_GIVEN EXERCISE_:
Filter for the word "szemelvények" and keep each matching line.

_SUPPLIED ENTRIES_:
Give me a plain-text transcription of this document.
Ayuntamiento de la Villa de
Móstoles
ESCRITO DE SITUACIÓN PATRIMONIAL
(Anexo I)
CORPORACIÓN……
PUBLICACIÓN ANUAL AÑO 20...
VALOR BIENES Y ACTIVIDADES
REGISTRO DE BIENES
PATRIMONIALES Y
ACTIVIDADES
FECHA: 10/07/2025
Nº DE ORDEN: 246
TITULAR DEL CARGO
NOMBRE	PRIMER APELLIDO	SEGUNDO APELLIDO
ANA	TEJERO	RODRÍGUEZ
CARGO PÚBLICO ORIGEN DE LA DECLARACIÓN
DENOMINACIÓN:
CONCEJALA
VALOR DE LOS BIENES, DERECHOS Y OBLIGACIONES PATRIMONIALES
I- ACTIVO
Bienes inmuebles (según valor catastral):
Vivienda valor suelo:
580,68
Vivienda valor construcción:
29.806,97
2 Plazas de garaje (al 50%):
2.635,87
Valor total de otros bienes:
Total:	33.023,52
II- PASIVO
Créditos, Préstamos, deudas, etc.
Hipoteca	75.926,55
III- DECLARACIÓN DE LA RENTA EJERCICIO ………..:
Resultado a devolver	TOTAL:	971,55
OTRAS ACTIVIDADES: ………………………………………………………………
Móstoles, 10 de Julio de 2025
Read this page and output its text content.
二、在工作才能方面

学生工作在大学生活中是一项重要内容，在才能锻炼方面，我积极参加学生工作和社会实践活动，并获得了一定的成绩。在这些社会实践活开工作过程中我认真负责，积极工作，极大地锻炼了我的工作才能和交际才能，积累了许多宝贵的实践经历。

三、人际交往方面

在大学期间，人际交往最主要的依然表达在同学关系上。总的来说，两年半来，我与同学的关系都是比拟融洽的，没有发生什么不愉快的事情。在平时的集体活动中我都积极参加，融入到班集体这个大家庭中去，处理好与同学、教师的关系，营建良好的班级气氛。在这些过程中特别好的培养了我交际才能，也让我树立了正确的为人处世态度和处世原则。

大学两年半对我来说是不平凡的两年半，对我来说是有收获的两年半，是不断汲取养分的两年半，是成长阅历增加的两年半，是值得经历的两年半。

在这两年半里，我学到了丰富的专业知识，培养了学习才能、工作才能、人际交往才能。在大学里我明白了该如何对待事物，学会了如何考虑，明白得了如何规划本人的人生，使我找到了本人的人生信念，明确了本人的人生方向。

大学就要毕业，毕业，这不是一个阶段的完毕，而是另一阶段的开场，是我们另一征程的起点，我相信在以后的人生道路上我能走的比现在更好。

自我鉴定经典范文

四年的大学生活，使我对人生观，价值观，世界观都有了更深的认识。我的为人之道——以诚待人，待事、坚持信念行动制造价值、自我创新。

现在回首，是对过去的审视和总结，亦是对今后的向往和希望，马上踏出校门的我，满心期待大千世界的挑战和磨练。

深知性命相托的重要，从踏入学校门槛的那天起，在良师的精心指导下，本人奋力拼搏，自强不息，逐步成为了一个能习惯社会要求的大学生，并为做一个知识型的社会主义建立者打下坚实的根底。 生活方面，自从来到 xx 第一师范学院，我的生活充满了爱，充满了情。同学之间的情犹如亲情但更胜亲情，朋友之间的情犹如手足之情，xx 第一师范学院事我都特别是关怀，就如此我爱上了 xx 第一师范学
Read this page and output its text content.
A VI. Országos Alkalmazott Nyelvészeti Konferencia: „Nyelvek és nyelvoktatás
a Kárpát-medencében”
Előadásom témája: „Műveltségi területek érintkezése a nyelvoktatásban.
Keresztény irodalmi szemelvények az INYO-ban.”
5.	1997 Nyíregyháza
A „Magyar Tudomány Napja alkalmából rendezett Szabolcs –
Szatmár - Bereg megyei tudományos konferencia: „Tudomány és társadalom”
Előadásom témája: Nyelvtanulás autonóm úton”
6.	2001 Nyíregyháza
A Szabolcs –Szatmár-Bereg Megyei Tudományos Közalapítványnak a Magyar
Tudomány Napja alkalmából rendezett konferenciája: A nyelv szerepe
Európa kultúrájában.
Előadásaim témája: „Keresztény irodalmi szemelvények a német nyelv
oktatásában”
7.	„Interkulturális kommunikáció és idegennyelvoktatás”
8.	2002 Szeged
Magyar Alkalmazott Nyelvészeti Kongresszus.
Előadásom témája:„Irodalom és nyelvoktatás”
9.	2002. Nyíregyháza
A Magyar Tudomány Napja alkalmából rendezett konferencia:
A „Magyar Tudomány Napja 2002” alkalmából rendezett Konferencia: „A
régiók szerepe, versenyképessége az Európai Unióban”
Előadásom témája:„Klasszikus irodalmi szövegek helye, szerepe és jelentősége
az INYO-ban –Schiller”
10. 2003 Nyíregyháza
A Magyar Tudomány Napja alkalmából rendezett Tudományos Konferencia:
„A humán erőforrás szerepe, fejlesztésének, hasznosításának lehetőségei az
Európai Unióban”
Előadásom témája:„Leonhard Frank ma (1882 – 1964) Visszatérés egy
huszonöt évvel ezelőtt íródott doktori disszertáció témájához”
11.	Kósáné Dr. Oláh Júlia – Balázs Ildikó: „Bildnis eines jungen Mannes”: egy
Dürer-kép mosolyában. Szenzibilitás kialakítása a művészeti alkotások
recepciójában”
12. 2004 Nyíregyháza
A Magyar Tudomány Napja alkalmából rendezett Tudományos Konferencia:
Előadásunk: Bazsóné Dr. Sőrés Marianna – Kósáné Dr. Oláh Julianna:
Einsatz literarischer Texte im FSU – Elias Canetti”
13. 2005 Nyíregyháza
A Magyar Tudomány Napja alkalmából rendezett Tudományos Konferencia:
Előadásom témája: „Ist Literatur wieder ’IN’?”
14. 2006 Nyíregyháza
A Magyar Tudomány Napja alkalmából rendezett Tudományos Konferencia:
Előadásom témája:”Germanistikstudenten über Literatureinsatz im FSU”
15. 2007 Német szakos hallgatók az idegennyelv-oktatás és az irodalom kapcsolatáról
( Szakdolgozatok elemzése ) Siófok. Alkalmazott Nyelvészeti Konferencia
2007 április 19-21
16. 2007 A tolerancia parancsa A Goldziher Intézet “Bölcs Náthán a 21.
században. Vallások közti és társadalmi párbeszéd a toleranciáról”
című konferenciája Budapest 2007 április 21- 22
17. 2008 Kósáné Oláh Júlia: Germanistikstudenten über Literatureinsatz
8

_REPLY TO THE TASK_:
Keresztény irodalmi szemelvények az INYO-ban.”
Előadásaim témája: „Keresztény irodalmi szemelvények a német nyelv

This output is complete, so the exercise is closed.